*WHAT IS ASKED*: Copy each line with the word "image" in it.

### DATA FOR THIS TASK

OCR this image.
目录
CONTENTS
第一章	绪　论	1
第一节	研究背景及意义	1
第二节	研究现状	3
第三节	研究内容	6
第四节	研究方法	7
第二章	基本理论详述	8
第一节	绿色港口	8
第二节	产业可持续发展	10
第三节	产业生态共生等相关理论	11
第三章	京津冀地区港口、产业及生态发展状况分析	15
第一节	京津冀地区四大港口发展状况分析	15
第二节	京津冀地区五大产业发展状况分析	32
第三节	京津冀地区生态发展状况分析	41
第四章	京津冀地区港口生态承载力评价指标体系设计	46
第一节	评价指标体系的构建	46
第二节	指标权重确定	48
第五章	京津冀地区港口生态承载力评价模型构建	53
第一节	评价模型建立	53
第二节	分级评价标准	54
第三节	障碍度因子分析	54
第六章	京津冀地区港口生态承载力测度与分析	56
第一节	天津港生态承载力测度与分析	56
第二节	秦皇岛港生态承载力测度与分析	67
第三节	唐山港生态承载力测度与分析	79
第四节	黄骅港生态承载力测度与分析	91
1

######
### DATA FOR THIS TASK

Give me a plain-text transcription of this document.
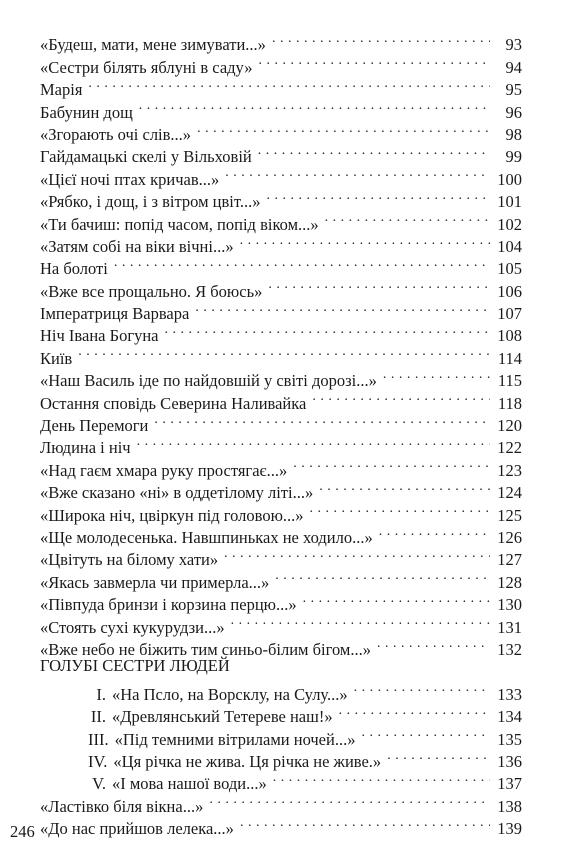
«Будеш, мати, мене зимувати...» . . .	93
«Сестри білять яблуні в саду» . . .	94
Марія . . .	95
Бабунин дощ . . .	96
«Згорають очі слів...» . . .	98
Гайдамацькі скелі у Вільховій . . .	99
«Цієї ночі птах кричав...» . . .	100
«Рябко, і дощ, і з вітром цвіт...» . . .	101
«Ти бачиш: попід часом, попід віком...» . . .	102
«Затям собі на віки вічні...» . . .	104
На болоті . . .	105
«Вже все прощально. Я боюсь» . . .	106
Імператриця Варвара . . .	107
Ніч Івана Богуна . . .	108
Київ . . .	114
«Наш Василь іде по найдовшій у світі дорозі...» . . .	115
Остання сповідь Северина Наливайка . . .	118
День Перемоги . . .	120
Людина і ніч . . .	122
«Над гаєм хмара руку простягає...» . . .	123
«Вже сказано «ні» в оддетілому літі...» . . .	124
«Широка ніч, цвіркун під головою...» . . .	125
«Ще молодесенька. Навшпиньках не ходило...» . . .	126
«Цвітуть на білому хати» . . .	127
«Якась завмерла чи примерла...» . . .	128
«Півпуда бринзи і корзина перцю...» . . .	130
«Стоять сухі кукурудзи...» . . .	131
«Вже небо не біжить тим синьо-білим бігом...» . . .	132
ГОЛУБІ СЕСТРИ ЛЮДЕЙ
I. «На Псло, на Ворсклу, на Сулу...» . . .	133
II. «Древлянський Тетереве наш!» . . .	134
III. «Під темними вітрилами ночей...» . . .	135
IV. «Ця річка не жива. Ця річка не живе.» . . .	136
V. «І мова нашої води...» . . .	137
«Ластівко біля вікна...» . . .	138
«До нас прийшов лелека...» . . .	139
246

######
### DATA FOR THIS TASK

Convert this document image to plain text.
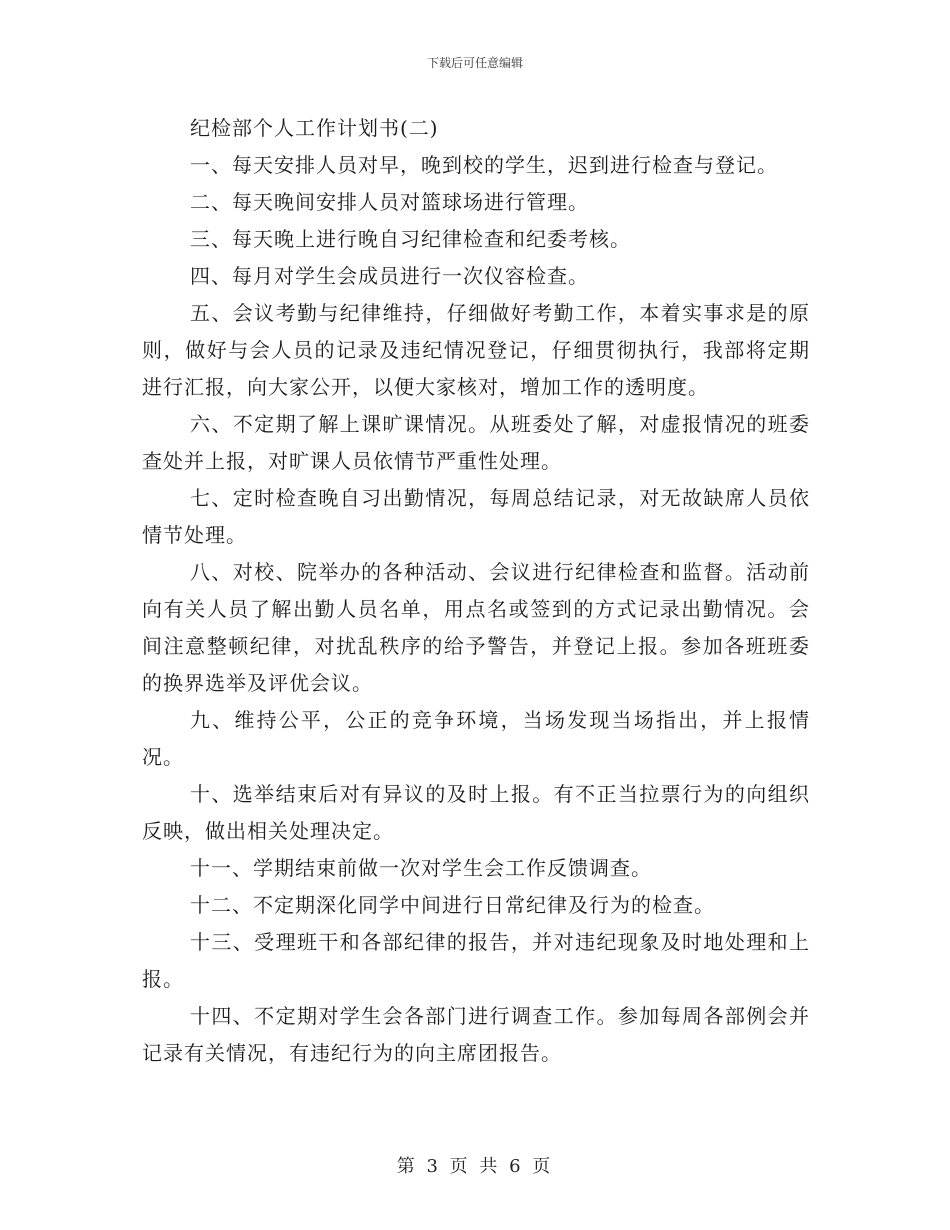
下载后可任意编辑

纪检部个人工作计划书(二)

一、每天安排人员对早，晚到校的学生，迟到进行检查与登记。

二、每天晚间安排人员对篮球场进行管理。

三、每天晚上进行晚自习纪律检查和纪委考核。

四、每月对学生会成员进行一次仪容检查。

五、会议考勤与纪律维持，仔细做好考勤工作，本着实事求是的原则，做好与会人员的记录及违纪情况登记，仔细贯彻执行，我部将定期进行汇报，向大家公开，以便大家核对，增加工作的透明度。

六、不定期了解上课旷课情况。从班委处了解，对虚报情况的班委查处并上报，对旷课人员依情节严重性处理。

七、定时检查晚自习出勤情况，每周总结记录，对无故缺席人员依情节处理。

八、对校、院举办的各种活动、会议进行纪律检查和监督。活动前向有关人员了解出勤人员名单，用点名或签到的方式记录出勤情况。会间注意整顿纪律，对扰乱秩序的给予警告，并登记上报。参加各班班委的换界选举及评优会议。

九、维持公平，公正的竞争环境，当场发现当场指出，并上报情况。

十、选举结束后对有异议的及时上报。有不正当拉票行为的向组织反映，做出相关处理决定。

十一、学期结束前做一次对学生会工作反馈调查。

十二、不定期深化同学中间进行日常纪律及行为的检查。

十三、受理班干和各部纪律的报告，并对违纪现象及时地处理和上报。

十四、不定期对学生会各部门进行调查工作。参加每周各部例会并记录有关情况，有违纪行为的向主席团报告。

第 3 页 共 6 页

######

*OUTPUT OF THE TASK*:
OCR this image.
Convert this document image to plain text.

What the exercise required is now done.